▼

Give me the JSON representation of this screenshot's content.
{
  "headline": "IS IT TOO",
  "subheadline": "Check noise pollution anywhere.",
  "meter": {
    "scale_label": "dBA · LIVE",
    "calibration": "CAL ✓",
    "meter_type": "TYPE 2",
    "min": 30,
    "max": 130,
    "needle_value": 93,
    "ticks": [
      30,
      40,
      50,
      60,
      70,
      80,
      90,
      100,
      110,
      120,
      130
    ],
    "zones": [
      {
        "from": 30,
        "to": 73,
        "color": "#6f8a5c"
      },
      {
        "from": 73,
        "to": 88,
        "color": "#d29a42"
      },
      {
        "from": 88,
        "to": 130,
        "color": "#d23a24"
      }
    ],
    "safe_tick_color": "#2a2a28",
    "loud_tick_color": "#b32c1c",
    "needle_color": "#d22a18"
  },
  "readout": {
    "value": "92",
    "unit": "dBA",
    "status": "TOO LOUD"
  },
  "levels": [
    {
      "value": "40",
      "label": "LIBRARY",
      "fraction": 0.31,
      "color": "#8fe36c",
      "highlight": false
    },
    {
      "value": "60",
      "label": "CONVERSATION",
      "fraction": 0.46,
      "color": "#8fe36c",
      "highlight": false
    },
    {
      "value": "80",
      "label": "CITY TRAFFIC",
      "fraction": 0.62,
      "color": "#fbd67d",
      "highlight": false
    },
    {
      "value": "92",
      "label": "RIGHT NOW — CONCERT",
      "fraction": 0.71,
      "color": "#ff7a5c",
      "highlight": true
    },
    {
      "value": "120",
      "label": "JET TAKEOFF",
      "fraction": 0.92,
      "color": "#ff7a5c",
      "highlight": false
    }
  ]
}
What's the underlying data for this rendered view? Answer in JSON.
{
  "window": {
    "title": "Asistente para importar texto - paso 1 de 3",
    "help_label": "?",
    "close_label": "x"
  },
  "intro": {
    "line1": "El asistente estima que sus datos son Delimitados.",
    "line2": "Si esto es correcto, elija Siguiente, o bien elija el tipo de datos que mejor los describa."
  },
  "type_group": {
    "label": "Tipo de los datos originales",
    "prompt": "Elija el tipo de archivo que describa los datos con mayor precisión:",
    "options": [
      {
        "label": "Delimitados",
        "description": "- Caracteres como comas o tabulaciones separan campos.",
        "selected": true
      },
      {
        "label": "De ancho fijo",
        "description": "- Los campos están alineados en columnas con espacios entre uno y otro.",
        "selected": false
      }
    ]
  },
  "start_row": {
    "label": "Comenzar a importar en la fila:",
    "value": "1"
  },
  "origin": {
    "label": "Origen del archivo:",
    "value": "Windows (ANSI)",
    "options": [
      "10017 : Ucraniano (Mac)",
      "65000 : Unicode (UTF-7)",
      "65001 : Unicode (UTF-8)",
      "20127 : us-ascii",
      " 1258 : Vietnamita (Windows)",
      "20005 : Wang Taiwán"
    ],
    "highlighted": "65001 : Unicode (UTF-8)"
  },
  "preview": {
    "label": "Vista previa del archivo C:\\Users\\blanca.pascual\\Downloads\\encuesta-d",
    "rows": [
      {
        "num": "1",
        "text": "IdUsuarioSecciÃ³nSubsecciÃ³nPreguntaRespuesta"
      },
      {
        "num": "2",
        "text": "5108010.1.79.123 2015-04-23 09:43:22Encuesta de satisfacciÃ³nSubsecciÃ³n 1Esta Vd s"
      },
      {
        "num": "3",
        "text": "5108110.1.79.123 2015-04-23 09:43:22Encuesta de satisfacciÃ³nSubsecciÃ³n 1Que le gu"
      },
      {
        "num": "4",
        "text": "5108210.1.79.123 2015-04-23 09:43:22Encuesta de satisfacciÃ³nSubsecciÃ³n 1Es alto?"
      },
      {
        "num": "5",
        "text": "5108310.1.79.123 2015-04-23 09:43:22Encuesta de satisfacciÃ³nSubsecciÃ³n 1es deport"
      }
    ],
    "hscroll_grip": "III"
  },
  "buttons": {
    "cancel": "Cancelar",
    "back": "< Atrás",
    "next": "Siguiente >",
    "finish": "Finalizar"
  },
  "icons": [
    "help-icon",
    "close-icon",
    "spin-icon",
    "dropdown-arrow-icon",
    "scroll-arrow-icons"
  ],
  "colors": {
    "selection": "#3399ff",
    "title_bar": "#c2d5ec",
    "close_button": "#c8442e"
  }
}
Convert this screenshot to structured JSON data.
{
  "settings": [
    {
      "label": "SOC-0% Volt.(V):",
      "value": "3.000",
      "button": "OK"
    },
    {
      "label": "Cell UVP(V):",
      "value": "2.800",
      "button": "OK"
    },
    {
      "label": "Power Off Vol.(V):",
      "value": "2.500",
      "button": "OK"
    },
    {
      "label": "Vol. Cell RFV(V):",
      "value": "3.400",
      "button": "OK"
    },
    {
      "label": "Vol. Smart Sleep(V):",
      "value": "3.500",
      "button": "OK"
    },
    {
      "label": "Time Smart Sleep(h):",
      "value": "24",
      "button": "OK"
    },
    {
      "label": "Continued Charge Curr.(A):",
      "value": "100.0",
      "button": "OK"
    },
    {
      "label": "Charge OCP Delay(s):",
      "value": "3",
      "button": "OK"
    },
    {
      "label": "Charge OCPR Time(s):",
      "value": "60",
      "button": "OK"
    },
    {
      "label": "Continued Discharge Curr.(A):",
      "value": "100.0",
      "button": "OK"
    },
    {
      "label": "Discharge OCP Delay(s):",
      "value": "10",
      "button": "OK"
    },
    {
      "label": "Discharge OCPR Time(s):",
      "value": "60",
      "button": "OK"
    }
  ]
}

▲

Filter the listing above for the string "satisfacciÃ³nSubsecciÃ³n" and copy every matching line.

        "text": "5108010.1.79.123 2015-04-23 09:43:22Encuesta de satisfacciÃ³nSubsecciÃ³n 1Esta Vd s"
        "text": "5108110.1.79.123 2015-04-23 09:43:22Encuesta de satisfacciÃ³nSubsecciÃ³n 1Que le gu"
        "text": "5108210.1.79.123 2015-04-23 09:43:22Encuesta de satisfacciÃ³nSubsecciÃ³n 1Es alto?"
        "text": "5108310.1.79.123 2015-04-23 09:43:22Encuesta de satisfacciÃ³nSubsecciÃ³n 1es deport"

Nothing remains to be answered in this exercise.